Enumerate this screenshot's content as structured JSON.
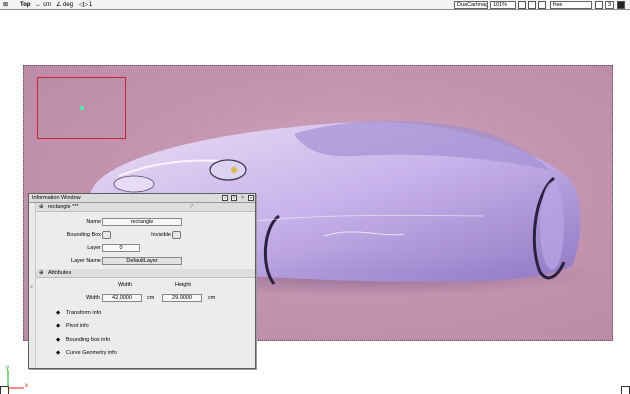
{
  "toolbar": {
    "view_name": "Top",
    "unit": "cm",
    "angle_unit": "deg",
    "snap_value": "1",
    "image_name": "DuaCarImage",
    "zoom": "101%",
    "mode": "free",
    "page_count": "3"
  },
  "info_window": {
    "title": "Information Window",
    "object_header": "rectangle ***",
    "name_label": "Name",
    "name_value": "rectangle",
    "bbox_label": "Bounding Box",
    "invisible_label": "Invisible",
    "layer_label": "Layer",
    "layer_value": "0",
    "layer_name_label": "Layer Name",
    "layer_name_value": "DefaultLayer",
    "attributes_header": "Attributes",
    "width_col": "Width",
    "height_col": "Height",
    "width_label": "Width",
    "width_value": "42.0000",
    "width_unit": "cm",
    "height_value": "29.0000",
    "height_unit": "cm",
    "sub_sections": [
      "Transform info",
      "Pivot info",
      "Bounding box info",
      "Curve Geometry info"
    ]
  },
  "axis": {
    "y_label": "y",
    "x_label": "x"
  },
  "colors": {
    "canvas_bg": "#c295b0",
    "selection": "#d02040",
    "pivot": "#40ffa0"
  }
}
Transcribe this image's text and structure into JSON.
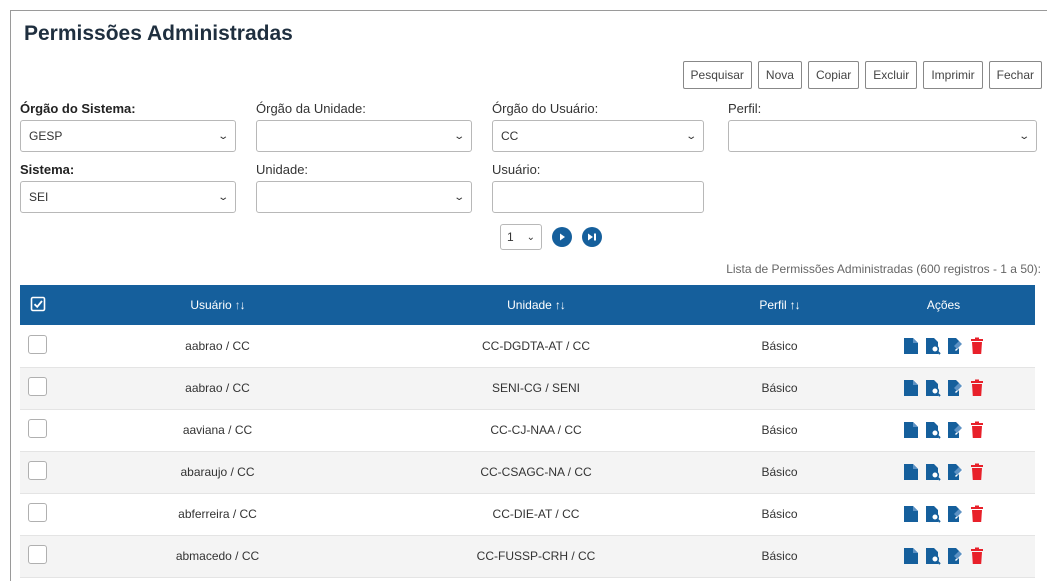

######

Extract all lines from the material above that include the word "rectangle".

    "object_header": "rectangle ***",
    "name_value": "rectangle",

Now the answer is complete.